--- Work required ---
Find the lines below that contain the string "What". Copy each one.

*** Data for this exercise

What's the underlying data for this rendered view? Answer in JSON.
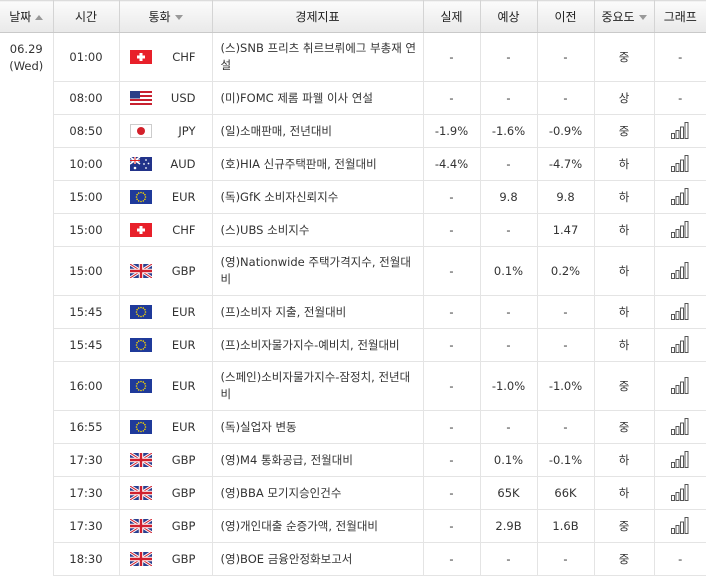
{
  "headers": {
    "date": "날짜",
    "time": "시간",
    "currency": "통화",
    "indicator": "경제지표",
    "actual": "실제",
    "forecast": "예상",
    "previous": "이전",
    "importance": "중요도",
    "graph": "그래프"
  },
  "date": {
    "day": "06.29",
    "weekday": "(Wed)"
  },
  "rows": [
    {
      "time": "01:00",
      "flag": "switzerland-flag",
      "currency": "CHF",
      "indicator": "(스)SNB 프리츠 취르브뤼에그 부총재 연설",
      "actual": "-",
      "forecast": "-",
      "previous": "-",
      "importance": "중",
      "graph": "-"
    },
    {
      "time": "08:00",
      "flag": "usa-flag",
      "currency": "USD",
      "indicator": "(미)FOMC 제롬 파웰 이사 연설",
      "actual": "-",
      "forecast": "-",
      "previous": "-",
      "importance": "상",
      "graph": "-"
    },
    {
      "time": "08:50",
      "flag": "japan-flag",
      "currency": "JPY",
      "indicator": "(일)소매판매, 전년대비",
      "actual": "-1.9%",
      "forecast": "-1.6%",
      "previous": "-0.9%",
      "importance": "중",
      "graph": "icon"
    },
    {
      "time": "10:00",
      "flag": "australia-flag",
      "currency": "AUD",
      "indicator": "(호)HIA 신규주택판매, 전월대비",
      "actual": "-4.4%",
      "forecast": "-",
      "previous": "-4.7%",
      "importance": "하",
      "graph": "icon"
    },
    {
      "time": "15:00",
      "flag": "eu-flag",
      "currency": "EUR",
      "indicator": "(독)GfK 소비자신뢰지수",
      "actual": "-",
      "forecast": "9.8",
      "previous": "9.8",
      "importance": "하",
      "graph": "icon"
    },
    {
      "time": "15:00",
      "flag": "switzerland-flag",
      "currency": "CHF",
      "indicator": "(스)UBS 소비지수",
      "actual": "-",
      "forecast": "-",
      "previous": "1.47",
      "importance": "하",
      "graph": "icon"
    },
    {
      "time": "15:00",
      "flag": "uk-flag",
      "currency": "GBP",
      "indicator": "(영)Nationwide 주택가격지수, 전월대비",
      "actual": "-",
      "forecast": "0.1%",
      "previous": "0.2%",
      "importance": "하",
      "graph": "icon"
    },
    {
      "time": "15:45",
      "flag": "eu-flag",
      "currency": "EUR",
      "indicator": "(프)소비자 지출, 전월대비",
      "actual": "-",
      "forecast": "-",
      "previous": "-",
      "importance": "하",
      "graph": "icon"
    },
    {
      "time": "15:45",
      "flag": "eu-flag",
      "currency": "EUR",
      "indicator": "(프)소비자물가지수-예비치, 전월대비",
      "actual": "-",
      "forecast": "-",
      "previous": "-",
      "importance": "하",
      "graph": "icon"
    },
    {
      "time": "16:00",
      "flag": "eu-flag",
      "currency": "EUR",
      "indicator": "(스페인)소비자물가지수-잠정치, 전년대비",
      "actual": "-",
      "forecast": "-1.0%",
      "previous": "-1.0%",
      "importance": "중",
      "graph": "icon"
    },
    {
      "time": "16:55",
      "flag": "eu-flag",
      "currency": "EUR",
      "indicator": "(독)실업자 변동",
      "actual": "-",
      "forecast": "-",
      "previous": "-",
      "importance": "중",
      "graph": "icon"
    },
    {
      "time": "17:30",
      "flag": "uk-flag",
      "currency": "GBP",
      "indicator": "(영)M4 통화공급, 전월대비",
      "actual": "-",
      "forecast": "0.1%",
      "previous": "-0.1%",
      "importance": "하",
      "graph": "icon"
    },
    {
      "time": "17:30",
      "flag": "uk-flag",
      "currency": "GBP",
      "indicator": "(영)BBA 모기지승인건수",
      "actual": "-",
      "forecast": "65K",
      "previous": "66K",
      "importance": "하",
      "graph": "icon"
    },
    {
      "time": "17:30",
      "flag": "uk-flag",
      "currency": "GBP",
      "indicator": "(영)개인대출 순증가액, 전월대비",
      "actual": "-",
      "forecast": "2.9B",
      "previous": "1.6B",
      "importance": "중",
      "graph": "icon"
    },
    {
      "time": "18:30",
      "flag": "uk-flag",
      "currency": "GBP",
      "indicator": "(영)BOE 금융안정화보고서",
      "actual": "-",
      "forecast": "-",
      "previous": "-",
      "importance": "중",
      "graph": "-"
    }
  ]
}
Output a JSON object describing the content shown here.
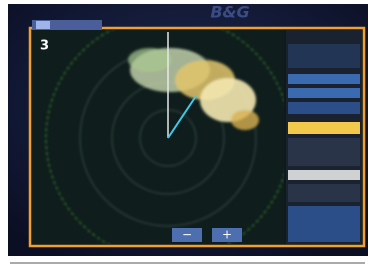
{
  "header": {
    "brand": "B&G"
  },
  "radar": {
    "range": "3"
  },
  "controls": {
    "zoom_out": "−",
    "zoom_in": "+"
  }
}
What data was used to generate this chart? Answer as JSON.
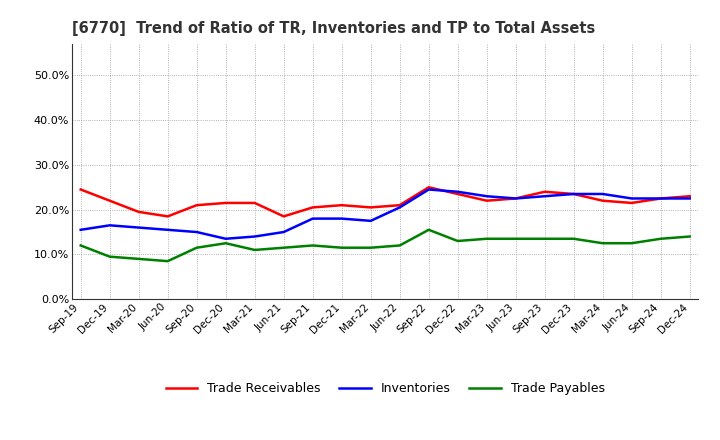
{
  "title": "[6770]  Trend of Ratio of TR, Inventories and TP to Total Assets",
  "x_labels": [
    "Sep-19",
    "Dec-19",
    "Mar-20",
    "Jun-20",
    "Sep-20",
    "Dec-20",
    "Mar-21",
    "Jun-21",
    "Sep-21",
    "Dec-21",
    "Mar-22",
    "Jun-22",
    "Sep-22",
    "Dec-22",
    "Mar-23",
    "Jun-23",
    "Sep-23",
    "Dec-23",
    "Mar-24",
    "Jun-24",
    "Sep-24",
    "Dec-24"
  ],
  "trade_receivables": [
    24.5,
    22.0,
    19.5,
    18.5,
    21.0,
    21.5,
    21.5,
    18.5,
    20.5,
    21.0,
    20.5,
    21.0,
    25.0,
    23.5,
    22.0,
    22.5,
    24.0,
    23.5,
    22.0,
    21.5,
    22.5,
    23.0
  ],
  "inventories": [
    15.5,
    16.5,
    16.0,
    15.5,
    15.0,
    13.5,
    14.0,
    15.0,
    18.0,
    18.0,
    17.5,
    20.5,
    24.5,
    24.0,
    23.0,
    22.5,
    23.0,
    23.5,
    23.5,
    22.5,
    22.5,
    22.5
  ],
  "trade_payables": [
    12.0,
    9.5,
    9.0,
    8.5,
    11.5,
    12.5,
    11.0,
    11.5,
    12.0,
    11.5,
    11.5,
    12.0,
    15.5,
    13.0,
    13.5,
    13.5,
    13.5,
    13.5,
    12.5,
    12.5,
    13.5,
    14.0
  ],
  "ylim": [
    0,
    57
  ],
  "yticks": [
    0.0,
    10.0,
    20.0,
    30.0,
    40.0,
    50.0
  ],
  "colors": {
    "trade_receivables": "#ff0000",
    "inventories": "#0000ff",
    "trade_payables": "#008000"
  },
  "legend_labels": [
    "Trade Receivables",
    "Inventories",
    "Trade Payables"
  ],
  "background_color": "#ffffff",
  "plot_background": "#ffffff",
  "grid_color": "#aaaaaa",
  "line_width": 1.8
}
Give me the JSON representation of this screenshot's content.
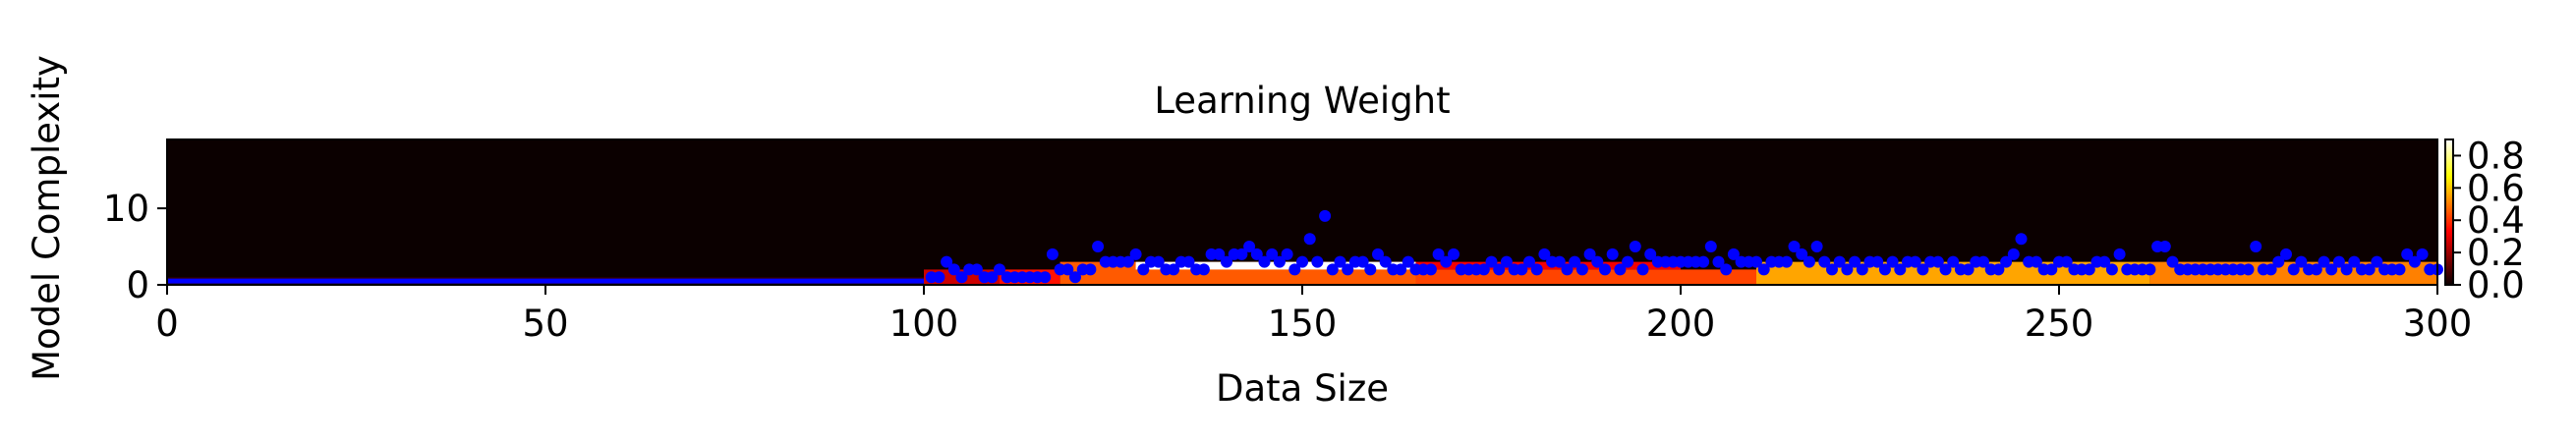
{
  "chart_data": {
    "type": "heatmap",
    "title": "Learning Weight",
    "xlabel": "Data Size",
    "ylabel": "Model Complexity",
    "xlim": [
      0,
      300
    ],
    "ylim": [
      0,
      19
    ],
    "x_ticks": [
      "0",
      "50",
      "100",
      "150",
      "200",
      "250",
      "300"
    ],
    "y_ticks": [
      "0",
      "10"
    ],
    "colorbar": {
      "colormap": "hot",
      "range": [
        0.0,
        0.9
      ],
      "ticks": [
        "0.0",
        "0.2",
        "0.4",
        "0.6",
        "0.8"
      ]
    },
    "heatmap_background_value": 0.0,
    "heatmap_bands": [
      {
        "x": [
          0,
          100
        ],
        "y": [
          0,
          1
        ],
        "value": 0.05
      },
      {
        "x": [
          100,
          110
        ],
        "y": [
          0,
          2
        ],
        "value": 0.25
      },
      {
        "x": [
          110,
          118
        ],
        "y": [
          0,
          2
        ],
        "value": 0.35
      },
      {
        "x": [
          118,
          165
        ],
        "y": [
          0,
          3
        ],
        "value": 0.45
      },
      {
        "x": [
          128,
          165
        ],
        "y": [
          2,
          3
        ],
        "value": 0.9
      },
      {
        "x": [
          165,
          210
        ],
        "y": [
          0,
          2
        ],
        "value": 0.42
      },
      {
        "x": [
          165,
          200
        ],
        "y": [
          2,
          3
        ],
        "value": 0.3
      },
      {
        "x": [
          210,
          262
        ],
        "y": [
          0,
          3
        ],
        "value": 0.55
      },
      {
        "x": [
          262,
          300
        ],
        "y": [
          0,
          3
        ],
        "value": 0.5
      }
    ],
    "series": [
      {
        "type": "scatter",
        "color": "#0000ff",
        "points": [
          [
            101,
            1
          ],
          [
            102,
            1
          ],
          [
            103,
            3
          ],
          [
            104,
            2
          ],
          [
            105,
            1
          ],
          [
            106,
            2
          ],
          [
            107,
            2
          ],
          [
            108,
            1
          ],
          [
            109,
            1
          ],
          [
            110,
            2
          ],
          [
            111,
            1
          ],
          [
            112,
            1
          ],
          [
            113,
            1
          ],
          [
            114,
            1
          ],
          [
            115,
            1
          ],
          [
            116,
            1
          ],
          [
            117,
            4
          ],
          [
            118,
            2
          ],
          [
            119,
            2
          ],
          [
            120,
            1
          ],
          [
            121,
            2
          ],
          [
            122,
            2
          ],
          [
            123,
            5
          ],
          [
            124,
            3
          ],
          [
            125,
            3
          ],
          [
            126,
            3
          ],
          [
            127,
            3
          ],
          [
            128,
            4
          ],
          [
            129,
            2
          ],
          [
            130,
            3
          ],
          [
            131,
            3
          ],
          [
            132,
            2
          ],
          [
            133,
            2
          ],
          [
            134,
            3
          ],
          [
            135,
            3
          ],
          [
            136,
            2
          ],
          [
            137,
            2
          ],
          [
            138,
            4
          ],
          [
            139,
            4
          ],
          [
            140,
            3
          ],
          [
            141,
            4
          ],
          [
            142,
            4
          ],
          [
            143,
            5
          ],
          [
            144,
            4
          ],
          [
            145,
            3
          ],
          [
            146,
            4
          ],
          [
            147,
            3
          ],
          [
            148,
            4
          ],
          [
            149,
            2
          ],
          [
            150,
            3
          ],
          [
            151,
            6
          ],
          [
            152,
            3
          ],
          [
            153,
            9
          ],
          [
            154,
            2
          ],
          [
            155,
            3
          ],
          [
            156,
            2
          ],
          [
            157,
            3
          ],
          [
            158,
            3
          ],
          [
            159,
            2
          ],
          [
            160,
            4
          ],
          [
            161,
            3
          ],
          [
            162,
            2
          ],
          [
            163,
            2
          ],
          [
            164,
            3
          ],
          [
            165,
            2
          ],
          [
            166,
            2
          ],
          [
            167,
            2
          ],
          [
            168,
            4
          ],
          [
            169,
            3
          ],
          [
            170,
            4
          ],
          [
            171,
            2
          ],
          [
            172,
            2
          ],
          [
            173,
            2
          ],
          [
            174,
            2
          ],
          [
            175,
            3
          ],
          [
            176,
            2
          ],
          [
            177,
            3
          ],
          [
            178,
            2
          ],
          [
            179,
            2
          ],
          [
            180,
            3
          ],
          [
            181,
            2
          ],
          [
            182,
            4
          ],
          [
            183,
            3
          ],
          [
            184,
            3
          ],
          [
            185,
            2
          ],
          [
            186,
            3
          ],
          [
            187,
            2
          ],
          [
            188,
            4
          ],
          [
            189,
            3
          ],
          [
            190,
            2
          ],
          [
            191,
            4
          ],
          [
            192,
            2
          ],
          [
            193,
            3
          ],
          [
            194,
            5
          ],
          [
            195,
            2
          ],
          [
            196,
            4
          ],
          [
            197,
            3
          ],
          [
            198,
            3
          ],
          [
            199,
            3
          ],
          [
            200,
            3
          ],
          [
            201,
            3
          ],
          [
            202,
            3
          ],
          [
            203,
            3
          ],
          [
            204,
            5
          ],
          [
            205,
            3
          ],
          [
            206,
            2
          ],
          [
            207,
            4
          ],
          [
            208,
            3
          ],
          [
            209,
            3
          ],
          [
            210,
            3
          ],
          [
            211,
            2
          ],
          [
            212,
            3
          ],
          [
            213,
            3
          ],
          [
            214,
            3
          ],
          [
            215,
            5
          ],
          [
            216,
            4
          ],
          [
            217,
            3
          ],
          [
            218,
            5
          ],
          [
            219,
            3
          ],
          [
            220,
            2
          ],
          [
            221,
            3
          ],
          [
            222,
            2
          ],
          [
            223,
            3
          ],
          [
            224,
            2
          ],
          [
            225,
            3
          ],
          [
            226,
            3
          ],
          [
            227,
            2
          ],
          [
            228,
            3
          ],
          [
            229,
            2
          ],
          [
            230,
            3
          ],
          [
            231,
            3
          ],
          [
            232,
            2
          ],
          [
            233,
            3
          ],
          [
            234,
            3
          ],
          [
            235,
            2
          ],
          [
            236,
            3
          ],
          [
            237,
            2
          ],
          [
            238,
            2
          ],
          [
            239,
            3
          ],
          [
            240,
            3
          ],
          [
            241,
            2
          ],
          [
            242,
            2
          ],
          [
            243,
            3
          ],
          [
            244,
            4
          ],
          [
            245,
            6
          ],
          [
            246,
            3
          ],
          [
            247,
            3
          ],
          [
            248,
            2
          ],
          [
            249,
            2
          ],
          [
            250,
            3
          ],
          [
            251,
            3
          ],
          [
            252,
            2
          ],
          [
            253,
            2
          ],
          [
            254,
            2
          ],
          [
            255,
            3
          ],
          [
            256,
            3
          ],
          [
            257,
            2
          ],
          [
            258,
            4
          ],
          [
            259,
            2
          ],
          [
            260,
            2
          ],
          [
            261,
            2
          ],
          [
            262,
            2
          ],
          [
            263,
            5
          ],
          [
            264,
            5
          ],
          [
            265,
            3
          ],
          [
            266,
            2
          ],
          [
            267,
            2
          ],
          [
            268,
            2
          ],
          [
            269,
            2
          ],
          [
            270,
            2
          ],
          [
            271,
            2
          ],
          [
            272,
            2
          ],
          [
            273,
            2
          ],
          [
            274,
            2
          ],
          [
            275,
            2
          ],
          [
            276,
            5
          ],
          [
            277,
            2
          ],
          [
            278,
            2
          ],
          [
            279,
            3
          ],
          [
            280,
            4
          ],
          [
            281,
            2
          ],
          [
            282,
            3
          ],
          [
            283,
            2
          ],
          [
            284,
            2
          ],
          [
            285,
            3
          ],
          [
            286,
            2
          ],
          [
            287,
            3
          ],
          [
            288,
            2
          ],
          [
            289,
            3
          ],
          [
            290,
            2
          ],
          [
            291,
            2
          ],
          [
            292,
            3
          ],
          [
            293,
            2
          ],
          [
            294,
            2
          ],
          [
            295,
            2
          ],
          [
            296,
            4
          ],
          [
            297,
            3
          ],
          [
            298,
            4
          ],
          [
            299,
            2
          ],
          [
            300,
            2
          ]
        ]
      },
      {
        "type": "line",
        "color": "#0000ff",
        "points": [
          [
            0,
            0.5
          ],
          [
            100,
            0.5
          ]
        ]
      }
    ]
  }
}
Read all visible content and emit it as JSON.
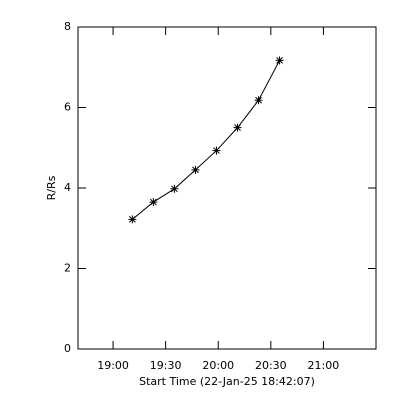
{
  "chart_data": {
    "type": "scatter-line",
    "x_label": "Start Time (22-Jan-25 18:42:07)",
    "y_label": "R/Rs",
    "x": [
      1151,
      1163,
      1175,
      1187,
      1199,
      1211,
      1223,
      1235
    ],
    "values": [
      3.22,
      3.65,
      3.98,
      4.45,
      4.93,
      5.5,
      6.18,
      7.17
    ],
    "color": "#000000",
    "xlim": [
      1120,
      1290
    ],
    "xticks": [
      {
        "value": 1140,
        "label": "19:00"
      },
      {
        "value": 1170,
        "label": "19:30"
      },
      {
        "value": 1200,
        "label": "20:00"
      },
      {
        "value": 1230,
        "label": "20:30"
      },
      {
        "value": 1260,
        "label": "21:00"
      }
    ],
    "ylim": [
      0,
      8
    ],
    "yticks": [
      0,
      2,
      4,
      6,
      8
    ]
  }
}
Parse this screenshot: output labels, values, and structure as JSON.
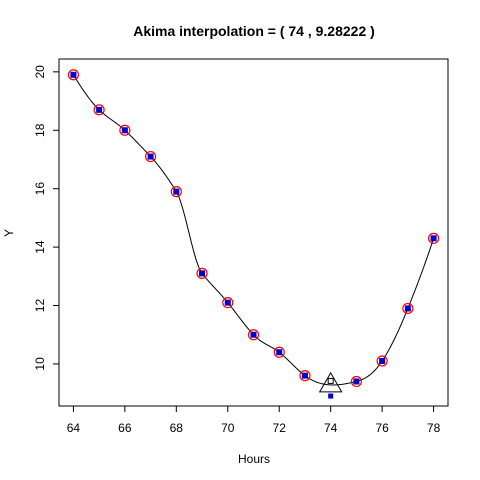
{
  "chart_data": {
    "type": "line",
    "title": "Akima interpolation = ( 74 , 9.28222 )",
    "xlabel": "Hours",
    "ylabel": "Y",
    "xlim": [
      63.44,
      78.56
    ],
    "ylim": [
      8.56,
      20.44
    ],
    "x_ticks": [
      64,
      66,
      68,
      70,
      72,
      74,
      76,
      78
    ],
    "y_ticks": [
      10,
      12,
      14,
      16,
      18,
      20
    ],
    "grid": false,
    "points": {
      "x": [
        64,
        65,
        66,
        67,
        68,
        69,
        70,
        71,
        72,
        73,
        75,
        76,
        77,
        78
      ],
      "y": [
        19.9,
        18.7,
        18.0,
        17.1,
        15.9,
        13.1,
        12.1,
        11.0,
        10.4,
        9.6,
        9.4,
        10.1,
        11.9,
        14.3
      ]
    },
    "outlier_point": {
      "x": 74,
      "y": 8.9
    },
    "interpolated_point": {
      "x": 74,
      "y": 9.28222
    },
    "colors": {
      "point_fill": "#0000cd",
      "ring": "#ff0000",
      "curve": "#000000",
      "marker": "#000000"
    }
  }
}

******

--- Full answer ---
What's the underlying data for this rendered view? Answer in JSON.
What data was used to generate this chart? Answer as JSON.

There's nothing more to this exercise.